WRITTEN TASK
Below is a block of records. Copy every line in it that contains the word "inhabitant".

___ RECORDS FOR THIS EXERCISE

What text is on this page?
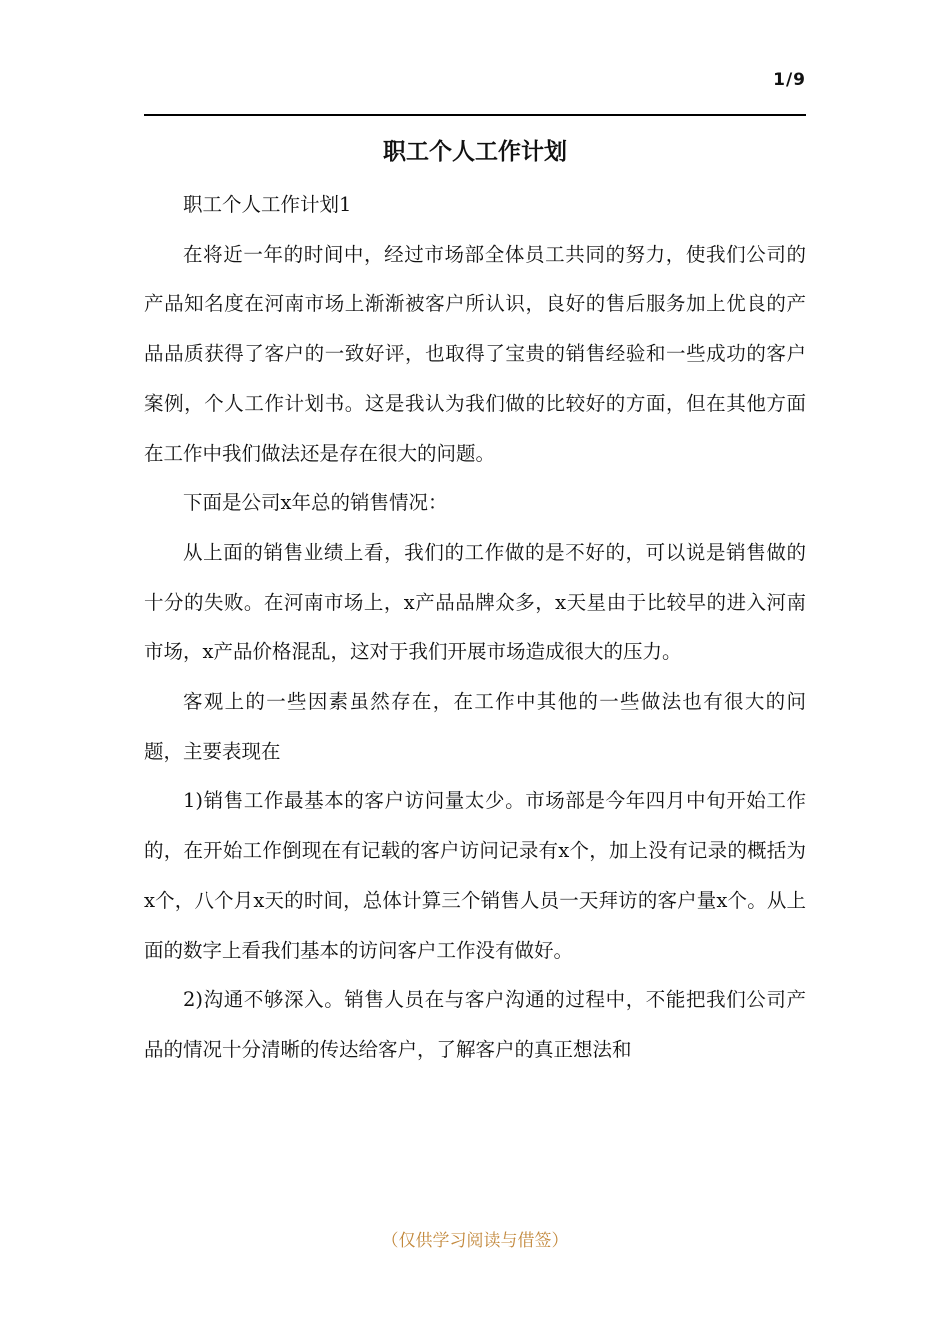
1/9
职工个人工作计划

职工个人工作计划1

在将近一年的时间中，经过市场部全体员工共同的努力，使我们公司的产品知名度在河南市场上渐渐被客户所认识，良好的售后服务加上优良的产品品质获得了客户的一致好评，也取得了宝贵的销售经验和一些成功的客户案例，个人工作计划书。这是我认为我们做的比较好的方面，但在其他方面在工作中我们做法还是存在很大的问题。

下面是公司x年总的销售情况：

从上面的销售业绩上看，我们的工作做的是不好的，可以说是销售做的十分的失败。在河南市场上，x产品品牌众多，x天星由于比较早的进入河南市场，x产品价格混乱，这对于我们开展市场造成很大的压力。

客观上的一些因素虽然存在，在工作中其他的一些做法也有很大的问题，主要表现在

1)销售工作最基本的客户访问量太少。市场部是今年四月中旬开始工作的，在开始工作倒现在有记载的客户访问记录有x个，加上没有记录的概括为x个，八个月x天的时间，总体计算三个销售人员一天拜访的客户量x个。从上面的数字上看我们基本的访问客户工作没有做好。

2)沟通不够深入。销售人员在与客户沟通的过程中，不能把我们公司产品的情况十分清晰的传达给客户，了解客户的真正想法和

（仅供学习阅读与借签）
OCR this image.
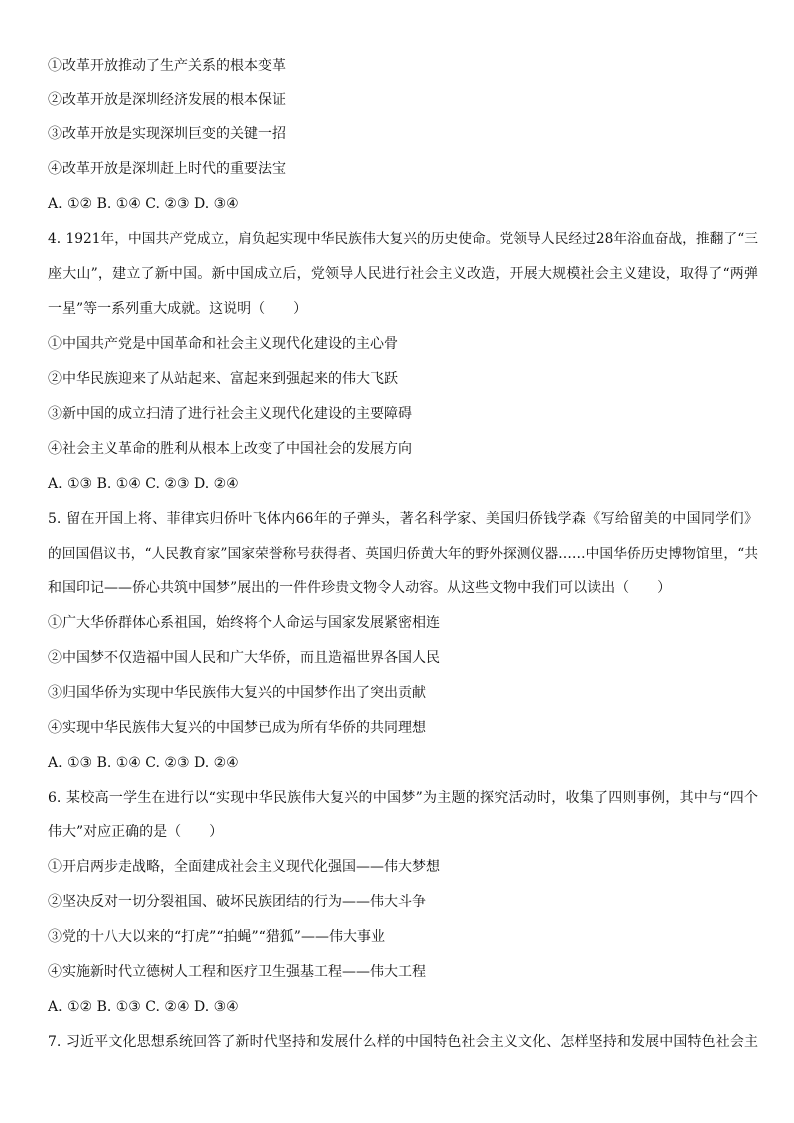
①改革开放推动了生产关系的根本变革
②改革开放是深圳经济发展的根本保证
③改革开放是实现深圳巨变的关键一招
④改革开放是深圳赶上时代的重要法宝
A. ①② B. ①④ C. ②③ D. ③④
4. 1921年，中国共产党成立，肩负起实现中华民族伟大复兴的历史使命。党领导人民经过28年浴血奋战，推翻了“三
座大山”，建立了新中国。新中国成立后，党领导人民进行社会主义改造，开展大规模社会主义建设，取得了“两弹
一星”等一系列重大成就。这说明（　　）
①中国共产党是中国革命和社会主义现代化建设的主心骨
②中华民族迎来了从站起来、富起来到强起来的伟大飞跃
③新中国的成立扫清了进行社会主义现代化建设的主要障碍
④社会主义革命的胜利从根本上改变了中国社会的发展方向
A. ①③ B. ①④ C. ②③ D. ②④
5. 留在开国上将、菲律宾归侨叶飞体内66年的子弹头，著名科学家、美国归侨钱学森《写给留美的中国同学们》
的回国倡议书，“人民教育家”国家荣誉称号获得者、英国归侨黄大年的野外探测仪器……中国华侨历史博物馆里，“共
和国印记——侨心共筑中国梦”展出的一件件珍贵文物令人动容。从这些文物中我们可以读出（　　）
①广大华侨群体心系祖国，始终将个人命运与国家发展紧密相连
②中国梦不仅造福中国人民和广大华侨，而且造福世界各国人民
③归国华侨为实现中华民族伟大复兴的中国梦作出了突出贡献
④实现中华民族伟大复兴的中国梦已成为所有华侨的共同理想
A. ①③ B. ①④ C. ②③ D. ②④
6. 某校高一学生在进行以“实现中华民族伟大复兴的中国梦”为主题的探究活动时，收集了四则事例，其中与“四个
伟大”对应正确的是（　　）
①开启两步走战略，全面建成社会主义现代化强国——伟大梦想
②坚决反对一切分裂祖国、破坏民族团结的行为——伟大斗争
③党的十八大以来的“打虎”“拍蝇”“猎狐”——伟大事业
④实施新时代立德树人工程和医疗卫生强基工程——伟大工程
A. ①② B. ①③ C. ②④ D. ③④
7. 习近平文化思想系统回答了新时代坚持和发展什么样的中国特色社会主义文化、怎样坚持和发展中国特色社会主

______
___ RECORDS FOR THIS EXERCISE

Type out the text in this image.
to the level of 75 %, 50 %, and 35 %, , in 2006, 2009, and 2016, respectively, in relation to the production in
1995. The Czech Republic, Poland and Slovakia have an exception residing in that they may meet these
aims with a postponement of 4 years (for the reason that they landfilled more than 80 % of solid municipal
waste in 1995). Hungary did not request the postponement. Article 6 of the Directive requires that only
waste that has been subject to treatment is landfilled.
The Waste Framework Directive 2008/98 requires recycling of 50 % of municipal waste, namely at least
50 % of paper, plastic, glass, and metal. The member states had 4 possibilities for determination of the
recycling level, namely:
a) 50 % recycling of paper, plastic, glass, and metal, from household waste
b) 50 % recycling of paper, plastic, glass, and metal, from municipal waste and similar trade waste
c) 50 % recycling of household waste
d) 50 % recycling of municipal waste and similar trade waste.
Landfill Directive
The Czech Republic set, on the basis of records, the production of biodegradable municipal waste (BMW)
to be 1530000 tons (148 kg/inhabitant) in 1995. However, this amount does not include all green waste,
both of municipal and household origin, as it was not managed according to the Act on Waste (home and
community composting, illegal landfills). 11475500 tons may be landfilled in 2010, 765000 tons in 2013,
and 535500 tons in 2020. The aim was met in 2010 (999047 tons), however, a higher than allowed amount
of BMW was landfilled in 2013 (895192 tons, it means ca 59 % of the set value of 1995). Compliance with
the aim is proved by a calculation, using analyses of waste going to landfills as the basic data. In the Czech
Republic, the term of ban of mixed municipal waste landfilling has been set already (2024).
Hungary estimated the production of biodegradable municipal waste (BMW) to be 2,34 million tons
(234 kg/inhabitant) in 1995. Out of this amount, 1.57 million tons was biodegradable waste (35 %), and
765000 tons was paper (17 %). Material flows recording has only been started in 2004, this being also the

______

EXERCISE RESPONSE
to be 1530000 tons (148 kg/inhabitant) in 1995. However, this amount does not include all green waste,
(234 kg/inhabitant) in 1995. Out of this amount, 1.57 million tons was biodegradable waste (35 %), and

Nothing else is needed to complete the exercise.